Task objective: Please transcribe the records precisely; pictures stay out of your copy.
------
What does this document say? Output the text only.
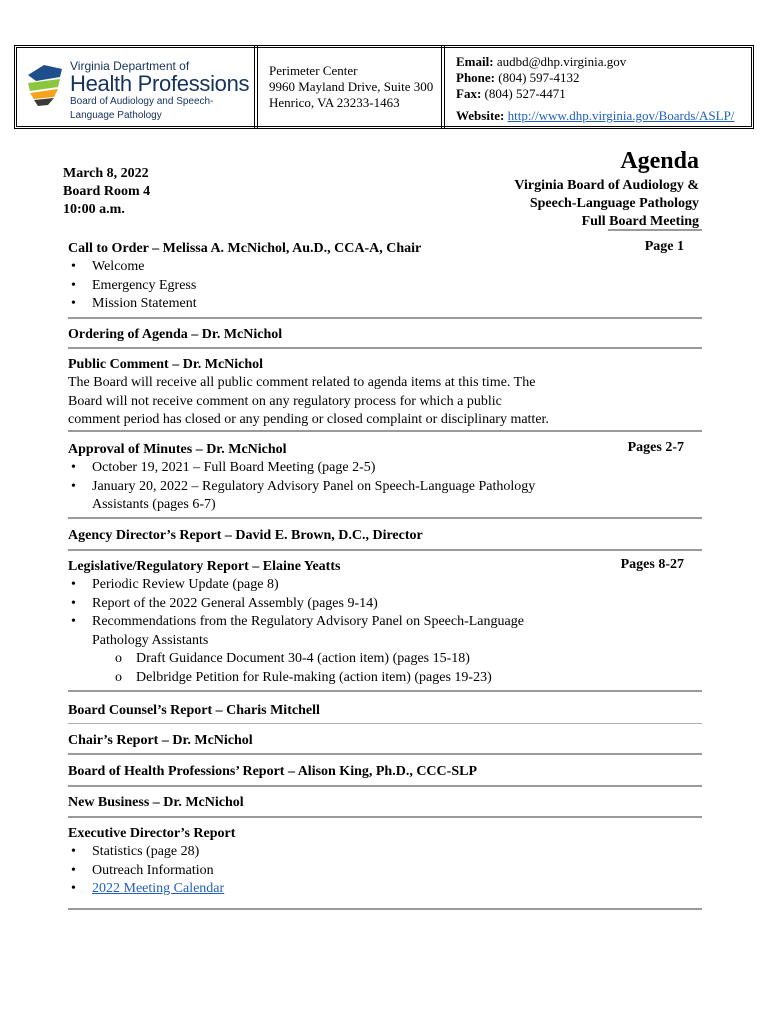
Virginia Department of
Health Professions
Board of Audiology and Speech-Language Pathology
Perimeter Center
9960 Mayland Drive, Suite 300
Henrico, VA 23233-1463
Email: audbd@dhp.virginia.gov
Phone: (804) 597-4132
Fax: (804) 527-4471
Website: http://www.dhp.virginia.gov/Boards/ASLP/
March 8, 2022
Board Room 4
10:00 a.m.
Agenda
Virginia Board of Audiology &
Speech-Language Pathology
Full Board Meeting
Call to Order – Melissa A. McNichol, Au.D., CCA-A, Chair	Page 1
• Welcome
• Emergency Egress
• Mission Statement
Ordering of Agenda – Dr. McNichol
Public Comment – Dr. McNichol
The Board will receive all public comment related to agenda items at this time. The
Board will not receive comment on any regulatory process for which a public
comment period has closed or any pending or closed complaint or disciplinary matter.
Approval of Minutes – Dr. McNichol	Pages 2-7
• October 19, 2021 – Full Board Meeting (page 2-5)
• January 20, 2022 – Regulatory Advisory Panel on Speech-Language Pathology
Assistants (pages 6-7)
Agency Director’s Report – David E. Brown, D.C., Director
Legislative/Regulatory Report – Elaine Yeatts	Pages 8-27
• Periodic Review Update (page 8)
• Report of the 2022 General Assembly (pages 9-14)
• Recommendations from the Regulatory Advisory Panel on Speech-Language
Pathology Assistants
o Draft Guidance Document 30-4 (action item) (pages 15-18)
o Delbridge Petition for Rule-making (action item) (pages 19-23)
Board Counsel’s Report – Charis Mitchell
Chair’s Report – Dr. McNichol
Board of Health Professions’ Report – Alison King, Ph.D., CCC-SLP
New Business – Dr. McNichol
Executive Director’s Report
• Statistics (page 28)
• Outreach Information
• 2022 Meeting Calendar
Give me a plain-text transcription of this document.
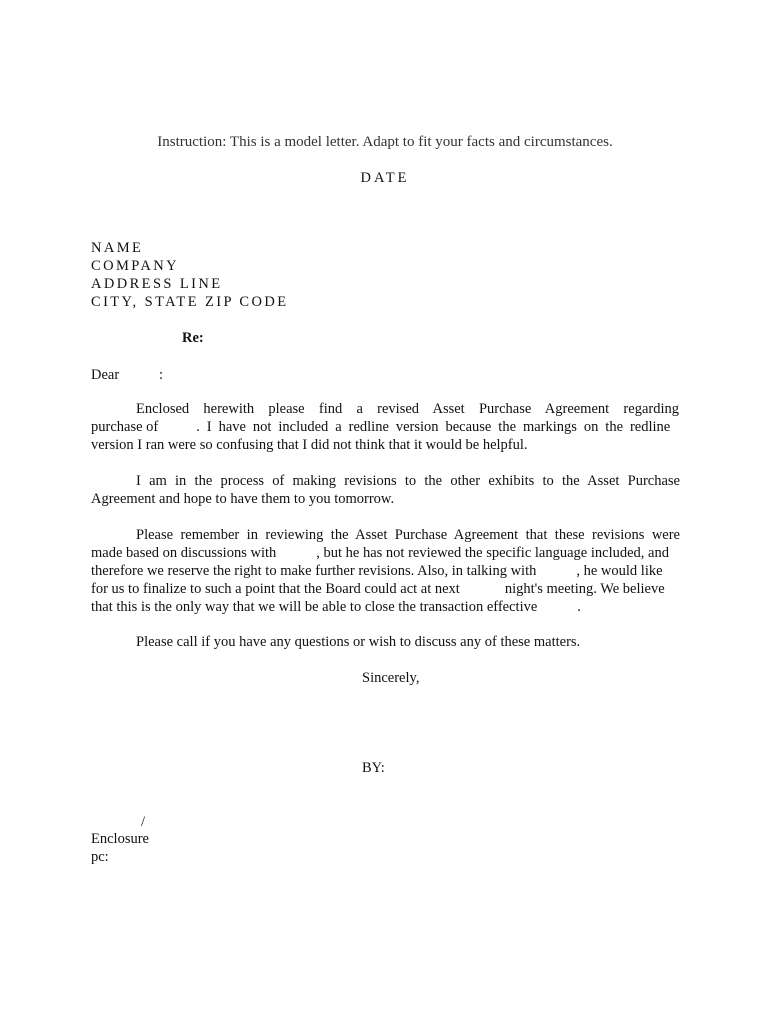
Instruction: This is a model letter. Adapt to fit your facts and circumstances.
DATE
NAME
COMPANY
ADDRESS LINE
CITY, STATE ZIP CODE
Re:
Dear	:
Enclosed herewith please find a revised Asset Purchase Agreement regarding
purchase of	. I have not included a redline version because the markings on the redline
version I ran were so confusing that I did not think that it would be helpful.
I am in the process of making revisions to the other exhibits to the Asset Purchase
Agreement and hope to have them to you tomorrow.
Please remember in reviewing the Asset Purchase Agreement that these revisions were
made based on discussions with	, but he has not reviewed the specific language included, and
therefore we reserve the right to make further revisions. Also, in talking with	, he would like
for us to finalize to such a point that the Board could act at next	night's meeting. We believe
that this is the only way that we will be able to close the transaction effective	.
Please call if you have any questions or wish to discuss any of these matters.
Sincerely,
BY:
/
Enclosure
pc:
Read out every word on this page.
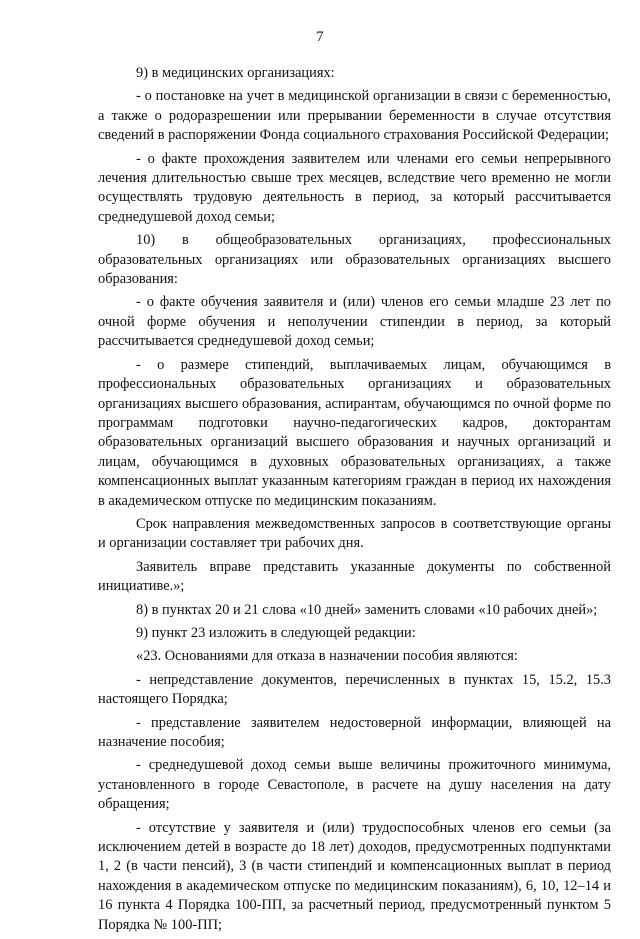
7

9) в медицинских организациях:

- о постановке на учет в медицинской организации в связи с беременностью, а также о родоразрешении или прерывании беременности в случае отсутствия сведений в распоряжении Фонда социального страхования Российской Федерации;

- о факте прохождения заявителем или членами его семьи непрерывного лечения длительностью свыше трех месяцев, вследствие чего временно не могли осуществлять трудовую деятельность в период, за который рассчитывается среднедушевой доход семьи;

10) в общеобразовательных организациях, профессиональных образовательных организациях или образовательных организациях высшего образования:

- о факте обучения заявителя и (или) членов его семьи младше 23 лет по очной форме обучения и неполучении стипендии в период, за который рассчитывается среднедушевой доход семьи;

- о размере стипендий, выплачиваемых лицам, обучающимся в профессиональных образовательных организациях и образовательных организациях высшего образования, аспирантам, обучающимся по очной форме по программам подготовки научно-педагогических кадров, докторантам образовательных организаций высшего образования и научных организаций и лицам, обучающимся в духовных образовательных организациях, а также компенсационных выплат указанным категориям граждан в период их нахождения в академическом отпуске по медицинским показаниям.

Срок направления межведомственных запросов в соответствующие органы и организации составляет три рабочих дня.

Заявитель вправе представить указанные документы по собственной инициативе.»;

8) в пунктах 20 и 21 слова «10 дней» заменить словами «10 рабочих дней»;

9) пункт 23 изложить в следующей редакции:

«23. Основаниями для отказа в назначении пособия являются:

- непредставление документов, перечисленных в пунктах 15, 15.2, 15.3 настоящего Порядка;

- представление заявителем недостоверной информации, влияющей на назначение пособия;

- среднедушевой доход семьи выше величины прожиточного минимума, установленного в городе Севастополе, в расчете на душу населения на дату обращения;

- отсутствие у заявителя и (или) трудоспособных членов его семьи (за исключением детей в возрасте до 18 лет) доходов, предусмотренных подпунктами 1, 2 (в части пенсий), 3 (в части стипендий и компенсационных выплат в период нахождения в академическом отпуске по медицинским показаниям), 6, 10, 12–14 и 16 пункта 4 Порядка 100-ПП, за расчетный период, предусмотренный пунктом 5 Порядка № 100-ПП;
------
Solution:
What does this document say? Output the text only.
Virginia Department of
Health Professions
Board of Audiology and Speech-Language Pathology
Perimeter Center
9960 Mayland Drive, Suite 300
Henrico, VA 23233-1463
Email: audbd@dhp.virginia.gov
Phone: (804) 597-4132
Fax: (804) 527-4471
Website: http://www.dhp.virginia.gov/Boards/ASLP/
March 8, 2022
Board Room 4
10:00 a.m.
Agenda
Virginia Board of Audiology &
Speech-Language Pathology
Full Board Meeting
Call to Order – Melissa A. McNichol, Au.D., CCA-A, Chair	Page 1
• Welcome
• Emergency Egress
• Mission Statement
Ordering of Agenda – Dr. McNichol
Public Comment – Dr. McNichol
The Board will receive all public comment related to agenda items at this time. The
Board will not receive comment on any regulatory process for which a public
comment period has closed or any pending or closed complaint or disciplinary matter.
Approval of Minutes – Dr. McNichol	Pages 2-7
• October 19, 2021 – Full Board Meeting (page 2-5)
• January 20, 2022 – Regulatory Advisory Panel on Speech-Language Pathology
Assistants (pages 6-7)
Agency Director’s Report – David E. Brown, D.C., Director
Legislative/Regulatory Report – Elaine Yeatts	Pages 8-27
• Periodic Review Update (page 8)
• Report of the 2022 General Assembly (pages 9-14)
• Recommendations from the Regulatory Advisory Panel on Speech-Language
Pathology Assistants
o Draft Guidance Document 30-4 (action item) (pages 15-18)
o Delbridge Petition for Rule-making (action item) (pages 19-23)
Board Counsel’s Report – Charis Mitchell
Chair’s Report – Dr. McNichol
Board of Health Professions’ Report – Alison King, Ph.D., CCC-SLP
New Business – Dr. McNichol
Executive Director’s Report
• Statistics (page 28)
• Outreach Information
• 2022 Meeting Calendar
Give me a plain-text transcription of this document.
Instruction: This is a model letter. Adapt to fit your facts and circumstances.
DATE
NAME
COMPANY
ADDRESS LINE
CITY, STATE ZIP CODE
Re:
Dear	:
Enclosed herewith please find a revised Asset Purchase Agreement regarding
purchase of	. I have not included a redline version because the markings on the redline
version I ran were so confusing that I did not think that it would be helpful.
I am in the process of making revisions to the other exhibits to the Asset Purchase
Agreement and hope to have them to you tomorrow.
Please remember in reviewing the Asset Purchase Agreement that these revisions were
made based on discussions with	, but he has not reviewed the specific language included, and
therefore we reserve the right to make further revisions. Also, in talking with	, he would like
for us to finalize to such a point that the Board could act at next	night's meeting. We believe
that this is the only way that we will be able to close the transaction effective	.
Please call if you have any questions or wish to discuss any of these matters.
Sincerely,
BY:
/
Enclosure
pc:
Read out every word on this page.
7

9) в медицинских организациях:

- о постановке на учет в медицинской организации в связи с беременностью, а также о родоразрешении или прерывании беременности в случае отсутствия сведений в распоряжении Фонда социального страхования Российской Федерации;

- о факте прохождения заявителем или членами его семьи непрерывного лечения длительностью свыше трех месяцев, вследствие чего временно не могли осуществлять трудовую деятельность в период, за который рассчитывается среднедушевой доход семьи;

10) в общеобразовательных организациях, профессиональных образовательных организациях или образовательных организациях высшего образования:

- о факте обучения заявителя и (или) членов его семьи младше 23 лет по очной форме обучения и неполучении стипендии в период, за который рассчитывается среднедушевой доход семьи;

- о размере стипендий, выплачиваемых лицам, обучающимся в профессиональных образовательных организациях и образовательных организациях высшего образования, аспирантам, обучающимся по очной форме по программам подготовки научно-педагогических кадров, докторантам образовательных организаций высшего образования и научных организаций и лицам, обучающимся в духовных образовательных организациях, а также компенсационных выплат указанным категориям граждан в период их нахождения в академическом отпуске по медицинским показаниям.

Срок направления межведомственных запросов в соответствующие органы и организации составляет три рабочих дня.

Заявитель вправе представить указанные документы по собственной инициативе.»;

8) в пунктах 20 и 21 слова «10 дней» заменить словами «10 рабочих дней»;

9) пункт 23 изложить в следующей редакции:

«23. Основаниями для отказа в назначении пособия являются:

- непредставление документов, перечисленных в пунктах 15, 15.2, 15.3 настоящего Порядка;

- представление заявителем недостоверной информации, влияющей на назначение пособия;

- среднедушевой доход семьи выше величины прожиточного минимума, установленного в городе Севастополе, в расчете на душу населения на дату обращения;

- отсутствие у заявителя и (или) трудоспособных членов его семьи (за исключением детей в возрасте до 18 лет) доходов, предусмотренных подпунктами 1, 2 (в части пенсий), 3 (в части стипендий и компенсационных выплат в период нахождения в академическом отпуске по медицинским показаниям), 6, 10, 12–14 и 16 пункта 4 Порядка 100-ПП, за расчетный период, предусмотренный пунктом 5 Порядка № 100-ПП;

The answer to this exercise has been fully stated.